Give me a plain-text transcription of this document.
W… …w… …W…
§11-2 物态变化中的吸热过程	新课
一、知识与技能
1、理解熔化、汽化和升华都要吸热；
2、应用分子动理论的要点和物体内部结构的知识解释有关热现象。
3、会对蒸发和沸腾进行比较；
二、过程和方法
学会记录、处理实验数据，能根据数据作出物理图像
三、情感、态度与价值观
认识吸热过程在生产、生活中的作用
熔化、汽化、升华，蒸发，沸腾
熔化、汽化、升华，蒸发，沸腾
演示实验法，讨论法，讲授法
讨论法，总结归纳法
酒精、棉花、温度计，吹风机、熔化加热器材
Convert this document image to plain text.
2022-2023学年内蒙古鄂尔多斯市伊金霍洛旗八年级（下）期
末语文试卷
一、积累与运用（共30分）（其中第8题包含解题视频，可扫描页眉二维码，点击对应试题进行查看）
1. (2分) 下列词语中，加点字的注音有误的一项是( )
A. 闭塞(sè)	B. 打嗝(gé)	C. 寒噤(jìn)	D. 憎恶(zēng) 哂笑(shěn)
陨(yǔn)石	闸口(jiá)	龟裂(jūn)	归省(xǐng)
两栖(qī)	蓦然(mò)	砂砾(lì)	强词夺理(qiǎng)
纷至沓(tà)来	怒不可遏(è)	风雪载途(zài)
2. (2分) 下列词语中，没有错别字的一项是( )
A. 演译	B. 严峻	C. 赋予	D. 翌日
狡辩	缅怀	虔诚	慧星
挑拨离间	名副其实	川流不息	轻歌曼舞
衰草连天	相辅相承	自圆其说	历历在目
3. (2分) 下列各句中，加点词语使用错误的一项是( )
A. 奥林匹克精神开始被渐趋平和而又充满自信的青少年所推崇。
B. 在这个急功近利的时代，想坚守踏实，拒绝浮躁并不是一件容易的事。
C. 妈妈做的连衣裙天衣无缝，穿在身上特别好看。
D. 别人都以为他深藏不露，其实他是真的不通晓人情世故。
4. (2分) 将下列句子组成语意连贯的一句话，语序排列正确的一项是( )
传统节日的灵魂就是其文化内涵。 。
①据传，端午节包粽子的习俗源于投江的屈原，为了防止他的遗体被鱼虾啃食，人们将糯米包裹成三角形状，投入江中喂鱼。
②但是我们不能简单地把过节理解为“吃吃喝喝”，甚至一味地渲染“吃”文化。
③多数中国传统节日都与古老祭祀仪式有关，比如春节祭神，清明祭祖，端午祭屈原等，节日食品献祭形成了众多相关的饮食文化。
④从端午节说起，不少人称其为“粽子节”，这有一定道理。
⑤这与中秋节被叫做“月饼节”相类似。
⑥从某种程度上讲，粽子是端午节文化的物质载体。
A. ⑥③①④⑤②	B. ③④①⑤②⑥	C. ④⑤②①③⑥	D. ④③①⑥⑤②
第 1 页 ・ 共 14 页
..........
Stated problem: Please restate the data word for word, every record included.

Result of this exercise:
Give me a plain-text transcription of this document.
W… …w… …W…
§11-2 物态变化中的吸热过程	新课
一、知识与技能
1、理解熔化、汽化和升华都要吸热；
2、应用分子动理论的要点和物体内部结构的知识解释有关热现象。
3、会对蒸发和沸腾进行比较；
二、过程和方法
学会记录、处理实验数据，能根据数据作出物理图像
三、情感、态度与价值观
认识吸热过程在生产、生活中的作用
熔化、汽化、升华，蒸发，沸腾
熔化、汽化、升华，蒸发，沸腾
演示实验法，讨论法，讲授法
讨论法，总结归纳法
酒精、棉花、温度计，吹风机、熔化加热器材
Convert this document image to plain text.
2022-2023学年内蒙古鄂尔多斯市伊金霍洛旗八年级（下）期
末语文试卷
一、积累与运用（共30分）（其中第8题包含解题视频，可扫描页眉二维码，点击对应试题进行查看）
1. (2分) 下列词语中，加点字的注音有误的一项是( )
A. 闭塞(sè)	B. 打嗝(gé)	C. 寒噤(jìn)	D. 憎恶(zēng) 哂笑(shěn)
陨(yǔn)石	闸口(jiá)	龟裂(jūn)	归省(xǐng)
两栖(qī)	蓦然(mò)	砂砾(lì)	强词夺理(qiǎng)
纷至沓(tà)来	怒不可遏(è)	风雪载途(zài)
2. (2分) 下列词语中，没有错别字的一项是( )
A. 演译	B. 严峻	C. 赋予	D. 翌日
狡辩	缅怀	虔诚	慧星
挑拨离间	名副其实	川流不息	轻歌曼舞
衰草连天	相辅相承	自圆其说	历历在目
3. (2分) 下列各句中，加点词语使用错误的一项是( )
A. 奥林匹克精神开始被渐趋平和而又充满自信的青少年所推崇。
B. 在这个急功近利的时代，想坚守踏实，拒绝浮躁并不是一件容易的事。
C. 妈妈做的连衣裙天衣无缝，穿在身上特别好看。
D. 别人都以为他深藏不露，其实他是真的不通晓人情世故。
4. (2分) 将下列句子组成语意连贯的一句话，语序排列正确的一项是( )
传统节日的灵魂就是其文化内涵。 。
①据传，端午节包粽子的习俗源于投江的屈原，为了防止他的遗体被鱼虾啃食，人们将糯米包裹成三角形状，投入江中喂鱼。
②但是我们不能简单地把过节理解为“吃吃喝喝”，甚至一味地渲染“吃”文化。
③多数中国传统节日都与古老祭祀仪式有关，比如春节祭神，清明祭祖，端午祭屈原等，节日食品献祭形成了众多相关的饮食文化。
④从端午节说起，不少人称其为“粽子节”，这有一定道理。
⑤这与中秋节被叫做“月饼节”相类似。
⑥从某种程度上讲，粽子是端午节文化的物质载体。
A. ⑥③①④⑤②	B. ③④①⑤②⑥	C. ④⑤②①③⑥	D. ④③①⑥⑤②
第 1 页 ・ 共 14 页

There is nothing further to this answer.